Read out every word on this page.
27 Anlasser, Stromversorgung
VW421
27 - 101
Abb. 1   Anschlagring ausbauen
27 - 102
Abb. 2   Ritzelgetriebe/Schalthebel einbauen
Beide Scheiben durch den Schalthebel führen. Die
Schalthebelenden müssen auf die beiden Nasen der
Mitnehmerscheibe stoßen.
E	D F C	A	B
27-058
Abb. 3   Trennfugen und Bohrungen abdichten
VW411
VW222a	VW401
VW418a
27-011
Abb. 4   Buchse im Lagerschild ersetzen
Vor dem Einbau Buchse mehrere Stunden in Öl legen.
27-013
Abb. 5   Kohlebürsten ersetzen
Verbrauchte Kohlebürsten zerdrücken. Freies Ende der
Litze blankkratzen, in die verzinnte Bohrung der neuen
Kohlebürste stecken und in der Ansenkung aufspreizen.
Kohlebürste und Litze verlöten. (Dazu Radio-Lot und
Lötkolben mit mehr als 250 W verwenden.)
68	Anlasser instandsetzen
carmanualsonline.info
*****
(BRIEF)
The answer is a single number: how many lines include the word "ersetzen"?

(FINAL RESULT)
2